### EXTRACT TO READ
* START *

Cloud challenges: Heterogeneity

Completed

Cloud datacenters comprise various collections of components, including computers, networks, operating systems (OSs), code libraries, and programming languages. In principle, if there is variety and difference in datacenter components, the cloud is referred to as a heterogeneous cloud. Otherwise, the cloud is denoted as a homogenous cloud. In practice, homogeneity does not always hold, mainly due to two reasons:

  • Cloud providers typically maintain multiple generations of IT resources, purchased over different time frames.

* END *

### PROMPT A
Retype the passage on cloud heterogeneity from "Cloud datacenters comprise" up to and including "different time frames.".

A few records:
* START *

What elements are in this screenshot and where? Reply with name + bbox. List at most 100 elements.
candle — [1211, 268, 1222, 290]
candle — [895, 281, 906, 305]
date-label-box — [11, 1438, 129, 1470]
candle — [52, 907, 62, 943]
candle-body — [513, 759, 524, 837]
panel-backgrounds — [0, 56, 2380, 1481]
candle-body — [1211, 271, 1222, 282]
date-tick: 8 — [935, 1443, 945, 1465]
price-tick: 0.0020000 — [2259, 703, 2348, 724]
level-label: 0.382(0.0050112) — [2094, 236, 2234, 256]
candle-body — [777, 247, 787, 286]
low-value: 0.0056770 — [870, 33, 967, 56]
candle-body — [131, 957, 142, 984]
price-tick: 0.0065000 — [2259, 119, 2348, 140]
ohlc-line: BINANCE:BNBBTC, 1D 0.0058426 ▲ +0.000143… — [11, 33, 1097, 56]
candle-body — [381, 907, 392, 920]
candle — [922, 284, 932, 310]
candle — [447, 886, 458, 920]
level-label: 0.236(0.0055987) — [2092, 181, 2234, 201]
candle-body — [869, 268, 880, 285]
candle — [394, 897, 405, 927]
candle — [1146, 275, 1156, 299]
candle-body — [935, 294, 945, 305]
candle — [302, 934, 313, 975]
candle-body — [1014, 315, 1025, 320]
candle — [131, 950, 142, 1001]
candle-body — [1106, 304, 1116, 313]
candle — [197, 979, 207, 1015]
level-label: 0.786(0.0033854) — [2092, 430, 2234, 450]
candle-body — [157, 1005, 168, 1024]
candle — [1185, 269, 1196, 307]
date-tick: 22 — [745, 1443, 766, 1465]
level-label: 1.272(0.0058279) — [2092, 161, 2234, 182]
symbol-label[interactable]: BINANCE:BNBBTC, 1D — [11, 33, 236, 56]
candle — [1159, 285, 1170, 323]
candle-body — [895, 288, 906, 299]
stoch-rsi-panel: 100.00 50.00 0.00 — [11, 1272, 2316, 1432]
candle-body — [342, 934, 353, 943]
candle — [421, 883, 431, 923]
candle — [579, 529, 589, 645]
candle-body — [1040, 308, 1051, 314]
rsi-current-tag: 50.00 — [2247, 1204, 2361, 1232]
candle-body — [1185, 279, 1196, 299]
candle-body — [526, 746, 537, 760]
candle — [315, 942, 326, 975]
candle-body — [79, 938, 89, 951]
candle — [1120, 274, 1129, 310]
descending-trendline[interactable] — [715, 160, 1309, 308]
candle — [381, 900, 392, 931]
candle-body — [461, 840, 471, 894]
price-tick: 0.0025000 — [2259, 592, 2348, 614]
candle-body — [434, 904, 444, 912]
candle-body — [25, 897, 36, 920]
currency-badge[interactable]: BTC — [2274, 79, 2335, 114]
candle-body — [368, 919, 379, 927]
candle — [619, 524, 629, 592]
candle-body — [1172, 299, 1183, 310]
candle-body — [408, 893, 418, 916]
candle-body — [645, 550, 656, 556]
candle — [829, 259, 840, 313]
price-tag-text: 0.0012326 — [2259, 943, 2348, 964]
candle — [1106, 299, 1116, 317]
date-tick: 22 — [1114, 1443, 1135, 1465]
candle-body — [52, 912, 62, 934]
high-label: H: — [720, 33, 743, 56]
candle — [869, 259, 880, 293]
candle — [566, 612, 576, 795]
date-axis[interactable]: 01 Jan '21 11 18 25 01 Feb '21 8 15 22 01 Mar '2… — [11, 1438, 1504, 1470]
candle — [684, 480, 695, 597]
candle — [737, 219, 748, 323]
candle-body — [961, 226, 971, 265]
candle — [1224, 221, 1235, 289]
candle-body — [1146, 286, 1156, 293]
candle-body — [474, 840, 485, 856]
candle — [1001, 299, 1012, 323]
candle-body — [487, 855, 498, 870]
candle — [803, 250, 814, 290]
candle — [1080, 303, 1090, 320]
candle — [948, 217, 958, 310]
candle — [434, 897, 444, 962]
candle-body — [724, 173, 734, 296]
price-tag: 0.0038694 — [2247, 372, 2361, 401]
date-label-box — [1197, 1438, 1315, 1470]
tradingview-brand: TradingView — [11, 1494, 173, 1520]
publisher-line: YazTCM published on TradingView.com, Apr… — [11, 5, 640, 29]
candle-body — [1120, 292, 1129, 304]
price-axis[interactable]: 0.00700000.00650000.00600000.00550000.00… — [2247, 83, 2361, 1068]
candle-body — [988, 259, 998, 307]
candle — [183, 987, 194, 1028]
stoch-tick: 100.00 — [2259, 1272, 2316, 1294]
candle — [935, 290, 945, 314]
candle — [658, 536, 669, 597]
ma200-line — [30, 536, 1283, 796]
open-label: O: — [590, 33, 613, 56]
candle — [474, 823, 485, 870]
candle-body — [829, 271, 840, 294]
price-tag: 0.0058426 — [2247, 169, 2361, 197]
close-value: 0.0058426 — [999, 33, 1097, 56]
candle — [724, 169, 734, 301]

* END *

### PROMPT B
How many lines of the records contain the string "label", with case counting? Reply with the number alone.

### TASK RESPONSE A
Cloud datacenters comprise various collections of components, including computers, networks, operating systems (OSs), code libraries, and programming languages. In principle, if there is variety and difference in datacenter components, the cloud is referred to as a heterogeneous cloud. Otherwise, the cloud is denoted as a homogenous cloud. In practice, homogeneity does not always hold, mainly due to two reasons:

  • Cloud providers typically maintain multiple generations of IT resources, purchased over different time frames.

### TASK RESPONSE B
9